** Begin Exercise inputs **
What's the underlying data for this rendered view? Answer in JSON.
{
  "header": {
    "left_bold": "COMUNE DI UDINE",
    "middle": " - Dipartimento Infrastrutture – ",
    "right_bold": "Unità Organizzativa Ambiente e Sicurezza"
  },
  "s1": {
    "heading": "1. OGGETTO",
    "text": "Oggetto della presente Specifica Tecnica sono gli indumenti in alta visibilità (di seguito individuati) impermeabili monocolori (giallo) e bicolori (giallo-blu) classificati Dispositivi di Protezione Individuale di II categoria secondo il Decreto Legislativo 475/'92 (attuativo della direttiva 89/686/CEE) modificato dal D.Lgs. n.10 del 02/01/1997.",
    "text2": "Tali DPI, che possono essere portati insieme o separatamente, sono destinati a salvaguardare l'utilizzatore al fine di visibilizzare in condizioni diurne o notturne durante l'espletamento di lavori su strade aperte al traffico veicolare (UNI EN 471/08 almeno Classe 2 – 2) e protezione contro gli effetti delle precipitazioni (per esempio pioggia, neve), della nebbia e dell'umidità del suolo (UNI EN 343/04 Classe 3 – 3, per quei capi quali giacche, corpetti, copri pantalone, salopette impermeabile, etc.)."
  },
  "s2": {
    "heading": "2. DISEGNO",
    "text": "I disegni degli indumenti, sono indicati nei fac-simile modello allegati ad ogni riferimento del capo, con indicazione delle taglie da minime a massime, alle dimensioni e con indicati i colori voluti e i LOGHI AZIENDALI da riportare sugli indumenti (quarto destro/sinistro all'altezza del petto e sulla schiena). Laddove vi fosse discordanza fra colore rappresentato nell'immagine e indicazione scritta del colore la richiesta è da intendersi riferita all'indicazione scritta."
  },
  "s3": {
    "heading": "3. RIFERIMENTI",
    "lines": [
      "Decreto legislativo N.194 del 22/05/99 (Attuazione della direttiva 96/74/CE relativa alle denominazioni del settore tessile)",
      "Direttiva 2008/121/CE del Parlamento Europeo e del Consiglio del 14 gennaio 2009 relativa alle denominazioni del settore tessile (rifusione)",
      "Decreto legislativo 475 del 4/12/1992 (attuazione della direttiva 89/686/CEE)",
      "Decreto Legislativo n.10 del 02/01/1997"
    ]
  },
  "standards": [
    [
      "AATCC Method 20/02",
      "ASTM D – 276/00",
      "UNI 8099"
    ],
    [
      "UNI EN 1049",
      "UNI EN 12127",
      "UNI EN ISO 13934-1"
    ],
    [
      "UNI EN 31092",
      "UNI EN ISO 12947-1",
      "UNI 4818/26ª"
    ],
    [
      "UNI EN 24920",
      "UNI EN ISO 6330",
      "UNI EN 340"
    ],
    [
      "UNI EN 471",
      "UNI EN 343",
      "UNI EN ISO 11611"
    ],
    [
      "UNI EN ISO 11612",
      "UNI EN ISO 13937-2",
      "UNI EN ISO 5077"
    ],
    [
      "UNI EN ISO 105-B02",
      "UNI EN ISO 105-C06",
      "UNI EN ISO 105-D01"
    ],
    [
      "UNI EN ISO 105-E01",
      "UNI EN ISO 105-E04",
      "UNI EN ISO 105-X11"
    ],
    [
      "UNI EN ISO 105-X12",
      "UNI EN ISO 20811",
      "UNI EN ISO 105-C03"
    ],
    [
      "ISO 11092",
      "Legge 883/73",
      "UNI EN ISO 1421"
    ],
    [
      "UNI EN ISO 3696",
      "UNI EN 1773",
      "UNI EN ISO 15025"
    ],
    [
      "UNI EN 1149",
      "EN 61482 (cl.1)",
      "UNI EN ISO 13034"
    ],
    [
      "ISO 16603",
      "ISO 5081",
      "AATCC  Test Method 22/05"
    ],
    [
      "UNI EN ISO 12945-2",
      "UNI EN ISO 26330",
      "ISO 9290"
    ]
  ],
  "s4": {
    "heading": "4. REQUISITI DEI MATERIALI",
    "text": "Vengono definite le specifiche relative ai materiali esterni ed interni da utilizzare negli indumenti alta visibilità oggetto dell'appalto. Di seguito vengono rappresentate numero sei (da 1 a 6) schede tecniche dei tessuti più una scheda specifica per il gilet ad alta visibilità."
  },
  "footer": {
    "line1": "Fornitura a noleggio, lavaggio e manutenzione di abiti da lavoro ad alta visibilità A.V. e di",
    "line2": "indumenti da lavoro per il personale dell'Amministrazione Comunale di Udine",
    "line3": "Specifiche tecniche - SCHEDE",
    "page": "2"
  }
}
** End Exercise inputs **
- **Given task**:
Search the material above for "tessile". Pull out each line where it shows up.

- **Reply to the task**:
      "Decreto legislativo N.194 del 22/05/99 (Attuazione della direttiva 96/74/CE relativa alle denominazioni del settore tessile)",
      "Direttiva 2008/121/CE del Parlamento Europeo e del Consiglio del 14 gennaio 2009 relativa alle denominazioni del settore tessile (rifusione)",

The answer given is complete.